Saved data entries
##########

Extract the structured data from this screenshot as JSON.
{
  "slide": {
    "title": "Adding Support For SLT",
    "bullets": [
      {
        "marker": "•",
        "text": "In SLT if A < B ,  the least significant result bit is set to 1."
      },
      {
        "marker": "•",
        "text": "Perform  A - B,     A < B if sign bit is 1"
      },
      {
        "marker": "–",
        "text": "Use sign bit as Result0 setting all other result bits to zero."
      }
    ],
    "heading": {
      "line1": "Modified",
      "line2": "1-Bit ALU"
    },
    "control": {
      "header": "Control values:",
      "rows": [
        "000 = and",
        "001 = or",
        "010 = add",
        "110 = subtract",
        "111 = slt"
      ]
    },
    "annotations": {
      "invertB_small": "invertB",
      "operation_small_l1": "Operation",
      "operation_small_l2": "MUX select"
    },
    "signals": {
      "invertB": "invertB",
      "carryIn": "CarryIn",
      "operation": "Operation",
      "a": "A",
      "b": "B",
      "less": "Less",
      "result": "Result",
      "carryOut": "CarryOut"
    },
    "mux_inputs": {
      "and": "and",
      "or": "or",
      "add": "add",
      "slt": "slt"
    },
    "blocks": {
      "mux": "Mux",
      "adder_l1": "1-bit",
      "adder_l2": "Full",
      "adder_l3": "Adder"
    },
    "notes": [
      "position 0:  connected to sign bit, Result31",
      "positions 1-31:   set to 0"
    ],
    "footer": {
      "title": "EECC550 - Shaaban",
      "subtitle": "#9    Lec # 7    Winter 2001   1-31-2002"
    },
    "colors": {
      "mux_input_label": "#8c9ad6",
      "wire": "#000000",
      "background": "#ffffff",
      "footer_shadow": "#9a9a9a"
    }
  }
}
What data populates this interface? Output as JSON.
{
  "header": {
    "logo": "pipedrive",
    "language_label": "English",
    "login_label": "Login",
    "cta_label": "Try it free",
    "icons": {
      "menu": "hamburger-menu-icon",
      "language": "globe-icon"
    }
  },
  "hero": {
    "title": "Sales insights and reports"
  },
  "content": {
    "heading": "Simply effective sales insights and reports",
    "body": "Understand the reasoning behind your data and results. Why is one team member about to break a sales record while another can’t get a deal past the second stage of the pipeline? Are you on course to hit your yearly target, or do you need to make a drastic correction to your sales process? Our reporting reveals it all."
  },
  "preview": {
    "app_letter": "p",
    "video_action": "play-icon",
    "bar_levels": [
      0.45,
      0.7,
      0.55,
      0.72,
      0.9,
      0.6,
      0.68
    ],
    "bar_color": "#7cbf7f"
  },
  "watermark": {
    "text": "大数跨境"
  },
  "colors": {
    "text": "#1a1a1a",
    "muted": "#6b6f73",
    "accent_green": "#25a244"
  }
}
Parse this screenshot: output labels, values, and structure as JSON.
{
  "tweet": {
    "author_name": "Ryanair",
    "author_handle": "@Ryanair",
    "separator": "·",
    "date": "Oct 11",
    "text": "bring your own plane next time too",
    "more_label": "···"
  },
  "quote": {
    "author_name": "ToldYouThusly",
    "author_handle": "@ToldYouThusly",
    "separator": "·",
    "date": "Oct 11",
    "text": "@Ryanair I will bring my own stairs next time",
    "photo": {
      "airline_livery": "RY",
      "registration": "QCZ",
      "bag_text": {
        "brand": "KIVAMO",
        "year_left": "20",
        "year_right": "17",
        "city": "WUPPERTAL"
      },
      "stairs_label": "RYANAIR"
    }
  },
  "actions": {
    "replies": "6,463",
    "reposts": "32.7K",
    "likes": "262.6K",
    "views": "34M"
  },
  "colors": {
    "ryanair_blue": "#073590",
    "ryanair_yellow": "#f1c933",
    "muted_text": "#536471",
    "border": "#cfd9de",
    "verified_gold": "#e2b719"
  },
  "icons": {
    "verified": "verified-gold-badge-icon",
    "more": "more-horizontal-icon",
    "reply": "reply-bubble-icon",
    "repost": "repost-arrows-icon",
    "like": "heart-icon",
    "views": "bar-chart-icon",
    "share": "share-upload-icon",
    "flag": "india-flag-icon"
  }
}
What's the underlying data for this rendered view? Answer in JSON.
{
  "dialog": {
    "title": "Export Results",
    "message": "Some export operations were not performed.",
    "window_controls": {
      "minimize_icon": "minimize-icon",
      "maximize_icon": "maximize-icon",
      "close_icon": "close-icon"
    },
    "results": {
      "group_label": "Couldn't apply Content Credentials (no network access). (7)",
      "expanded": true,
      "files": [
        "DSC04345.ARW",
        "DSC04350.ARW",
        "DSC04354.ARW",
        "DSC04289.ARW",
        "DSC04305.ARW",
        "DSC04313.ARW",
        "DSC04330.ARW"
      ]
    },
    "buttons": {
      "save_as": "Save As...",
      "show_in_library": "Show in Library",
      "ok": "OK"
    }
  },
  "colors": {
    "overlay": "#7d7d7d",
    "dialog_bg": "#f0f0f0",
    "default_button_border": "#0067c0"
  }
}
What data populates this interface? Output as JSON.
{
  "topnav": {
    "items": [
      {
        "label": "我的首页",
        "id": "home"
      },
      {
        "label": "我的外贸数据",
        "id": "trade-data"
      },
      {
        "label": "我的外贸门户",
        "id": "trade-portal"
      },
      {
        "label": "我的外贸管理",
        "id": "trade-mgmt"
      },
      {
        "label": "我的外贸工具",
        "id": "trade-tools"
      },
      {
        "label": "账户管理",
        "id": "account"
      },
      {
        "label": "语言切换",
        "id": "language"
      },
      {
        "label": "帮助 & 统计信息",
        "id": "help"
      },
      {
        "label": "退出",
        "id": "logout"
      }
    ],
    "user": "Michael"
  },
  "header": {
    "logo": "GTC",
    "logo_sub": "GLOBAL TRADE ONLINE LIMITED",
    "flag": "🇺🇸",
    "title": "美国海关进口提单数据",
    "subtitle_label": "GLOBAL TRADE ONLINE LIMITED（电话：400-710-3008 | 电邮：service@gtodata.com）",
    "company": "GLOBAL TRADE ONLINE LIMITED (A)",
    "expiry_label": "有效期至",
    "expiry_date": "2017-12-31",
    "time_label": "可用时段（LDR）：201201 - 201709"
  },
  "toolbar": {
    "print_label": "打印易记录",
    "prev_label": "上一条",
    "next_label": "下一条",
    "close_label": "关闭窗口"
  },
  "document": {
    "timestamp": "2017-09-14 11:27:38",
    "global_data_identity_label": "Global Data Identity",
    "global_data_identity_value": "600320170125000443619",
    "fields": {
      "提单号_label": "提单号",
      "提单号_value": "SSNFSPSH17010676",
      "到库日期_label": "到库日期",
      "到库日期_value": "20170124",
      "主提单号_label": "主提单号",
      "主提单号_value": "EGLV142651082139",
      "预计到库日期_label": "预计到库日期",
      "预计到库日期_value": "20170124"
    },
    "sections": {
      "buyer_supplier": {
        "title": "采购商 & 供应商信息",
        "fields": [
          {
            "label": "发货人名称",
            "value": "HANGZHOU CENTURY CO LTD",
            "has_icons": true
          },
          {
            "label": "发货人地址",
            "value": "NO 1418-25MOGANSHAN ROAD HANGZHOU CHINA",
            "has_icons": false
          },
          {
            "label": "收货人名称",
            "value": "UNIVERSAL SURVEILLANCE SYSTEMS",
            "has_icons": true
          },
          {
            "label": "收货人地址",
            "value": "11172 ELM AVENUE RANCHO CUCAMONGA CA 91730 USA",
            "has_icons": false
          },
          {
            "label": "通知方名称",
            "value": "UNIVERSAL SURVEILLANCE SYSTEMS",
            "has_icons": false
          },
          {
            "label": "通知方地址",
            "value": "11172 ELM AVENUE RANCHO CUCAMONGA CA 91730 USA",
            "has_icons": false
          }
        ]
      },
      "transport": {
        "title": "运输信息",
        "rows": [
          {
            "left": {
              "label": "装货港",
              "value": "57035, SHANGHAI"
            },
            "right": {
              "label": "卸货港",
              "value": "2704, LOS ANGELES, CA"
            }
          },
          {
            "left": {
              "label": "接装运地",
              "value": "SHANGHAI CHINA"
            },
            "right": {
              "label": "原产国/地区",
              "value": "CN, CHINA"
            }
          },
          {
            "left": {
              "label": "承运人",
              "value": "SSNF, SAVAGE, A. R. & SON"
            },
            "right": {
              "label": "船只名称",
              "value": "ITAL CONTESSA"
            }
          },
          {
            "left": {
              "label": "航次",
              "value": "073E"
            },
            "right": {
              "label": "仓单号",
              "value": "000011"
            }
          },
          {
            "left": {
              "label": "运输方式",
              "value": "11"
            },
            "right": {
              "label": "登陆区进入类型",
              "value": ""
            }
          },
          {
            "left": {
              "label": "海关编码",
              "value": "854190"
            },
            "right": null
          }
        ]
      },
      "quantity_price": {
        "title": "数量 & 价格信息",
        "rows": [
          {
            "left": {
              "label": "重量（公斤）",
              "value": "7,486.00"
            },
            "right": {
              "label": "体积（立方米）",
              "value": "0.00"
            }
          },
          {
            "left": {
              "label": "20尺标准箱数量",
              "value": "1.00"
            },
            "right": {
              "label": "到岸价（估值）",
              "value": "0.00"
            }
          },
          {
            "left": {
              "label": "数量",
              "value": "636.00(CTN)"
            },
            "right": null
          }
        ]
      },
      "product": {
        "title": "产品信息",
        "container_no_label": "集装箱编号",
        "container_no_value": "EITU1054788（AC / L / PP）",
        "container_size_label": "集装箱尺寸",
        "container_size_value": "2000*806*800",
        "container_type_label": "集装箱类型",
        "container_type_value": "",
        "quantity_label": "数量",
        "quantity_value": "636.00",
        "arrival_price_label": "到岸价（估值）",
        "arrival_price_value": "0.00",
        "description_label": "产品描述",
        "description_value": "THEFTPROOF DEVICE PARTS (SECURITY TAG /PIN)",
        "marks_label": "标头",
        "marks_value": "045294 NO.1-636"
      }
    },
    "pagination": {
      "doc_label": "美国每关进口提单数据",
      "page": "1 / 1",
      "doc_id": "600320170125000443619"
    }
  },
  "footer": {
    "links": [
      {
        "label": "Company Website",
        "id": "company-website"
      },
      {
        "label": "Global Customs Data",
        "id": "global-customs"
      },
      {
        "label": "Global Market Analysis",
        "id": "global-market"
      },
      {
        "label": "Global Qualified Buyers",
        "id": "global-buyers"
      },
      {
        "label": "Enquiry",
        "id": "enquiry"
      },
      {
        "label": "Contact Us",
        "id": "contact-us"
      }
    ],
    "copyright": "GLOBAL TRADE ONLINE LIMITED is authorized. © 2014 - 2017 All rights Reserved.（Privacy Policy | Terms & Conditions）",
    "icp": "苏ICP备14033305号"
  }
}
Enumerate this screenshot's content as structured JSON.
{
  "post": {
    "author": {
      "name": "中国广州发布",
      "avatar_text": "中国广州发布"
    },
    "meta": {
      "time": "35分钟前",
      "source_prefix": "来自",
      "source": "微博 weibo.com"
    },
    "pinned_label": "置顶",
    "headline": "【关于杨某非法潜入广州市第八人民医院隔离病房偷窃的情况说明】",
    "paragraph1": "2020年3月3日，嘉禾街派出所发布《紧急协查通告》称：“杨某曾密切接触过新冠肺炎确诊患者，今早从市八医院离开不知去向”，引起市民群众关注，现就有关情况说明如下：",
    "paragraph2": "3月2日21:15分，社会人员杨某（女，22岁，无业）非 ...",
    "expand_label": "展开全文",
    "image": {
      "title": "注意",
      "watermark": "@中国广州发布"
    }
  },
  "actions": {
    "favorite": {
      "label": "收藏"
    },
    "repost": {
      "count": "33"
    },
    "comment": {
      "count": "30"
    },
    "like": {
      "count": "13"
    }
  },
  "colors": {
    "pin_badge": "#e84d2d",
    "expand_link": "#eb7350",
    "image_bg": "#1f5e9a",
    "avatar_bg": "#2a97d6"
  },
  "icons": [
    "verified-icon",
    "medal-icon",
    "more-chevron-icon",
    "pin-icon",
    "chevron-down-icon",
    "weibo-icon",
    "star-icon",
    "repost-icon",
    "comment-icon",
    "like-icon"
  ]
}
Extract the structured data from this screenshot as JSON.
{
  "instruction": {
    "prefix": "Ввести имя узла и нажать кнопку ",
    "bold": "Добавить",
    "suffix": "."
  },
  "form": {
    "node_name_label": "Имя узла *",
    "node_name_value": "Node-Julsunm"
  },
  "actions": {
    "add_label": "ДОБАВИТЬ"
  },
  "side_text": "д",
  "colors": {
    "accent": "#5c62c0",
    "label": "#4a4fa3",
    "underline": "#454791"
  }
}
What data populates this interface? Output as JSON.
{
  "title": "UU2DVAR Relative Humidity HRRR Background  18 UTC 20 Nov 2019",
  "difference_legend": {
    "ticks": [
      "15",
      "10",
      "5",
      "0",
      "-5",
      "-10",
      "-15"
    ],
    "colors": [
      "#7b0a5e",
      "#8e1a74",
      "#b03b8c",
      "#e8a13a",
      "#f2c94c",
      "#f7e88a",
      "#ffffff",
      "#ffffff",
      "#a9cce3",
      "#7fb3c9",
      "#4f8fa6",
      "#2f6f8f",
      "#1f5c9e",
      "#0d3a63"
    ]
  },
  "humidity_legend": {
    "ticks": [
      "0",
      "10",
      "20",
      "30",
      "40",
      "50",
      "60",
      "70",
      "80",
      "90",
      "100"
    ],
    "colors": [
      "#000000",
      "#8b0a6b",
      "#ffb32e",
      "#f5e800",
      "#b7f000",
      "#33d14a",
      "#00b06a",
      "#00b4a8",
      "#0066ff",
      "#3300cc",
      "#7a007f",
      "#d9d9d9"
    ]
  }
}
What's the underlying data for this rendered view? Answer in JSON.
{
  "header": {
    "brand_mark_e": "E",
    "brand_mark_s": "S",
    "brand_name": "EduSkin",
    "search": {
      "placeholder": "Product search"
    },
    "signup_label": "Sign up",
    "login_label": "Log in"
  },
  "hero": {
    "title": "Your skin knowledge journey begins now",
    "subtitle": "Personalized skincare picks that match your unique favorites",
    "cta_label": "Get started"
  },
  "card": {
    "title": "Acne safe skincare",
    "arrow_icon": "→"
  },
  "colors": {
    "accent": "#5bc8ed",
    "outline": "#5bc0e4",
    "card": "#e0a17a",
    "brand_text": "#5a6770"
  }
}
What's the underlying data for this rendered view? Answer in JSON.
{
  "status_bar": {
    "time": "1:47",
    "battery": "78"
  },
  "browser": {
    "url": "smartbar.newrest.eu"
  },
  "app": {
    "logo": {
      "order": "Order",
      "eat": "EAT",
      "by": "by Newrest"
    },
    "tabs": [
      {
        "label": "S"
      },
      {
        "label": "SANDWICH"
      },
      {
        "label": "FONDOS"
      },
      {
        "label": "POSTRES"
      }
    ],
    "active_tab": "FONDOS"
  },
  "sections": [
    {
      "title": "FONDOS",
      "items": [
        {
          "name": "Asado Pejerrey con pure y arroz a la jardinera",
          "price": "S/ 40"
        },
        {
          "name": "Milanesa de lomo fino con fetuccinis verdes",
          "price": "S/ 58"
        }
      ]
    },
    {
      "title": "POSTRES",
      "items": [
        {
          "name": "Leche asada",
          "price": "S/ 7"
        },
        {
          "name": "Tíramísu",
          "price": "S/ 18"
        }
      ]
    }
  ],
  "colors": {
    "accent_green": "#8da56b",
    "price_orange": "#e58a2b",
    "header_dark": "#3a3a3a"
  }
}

##########

What to produce
Work out the number of lines above that include the string "skincare" and write only that number.

Output of the exercise
2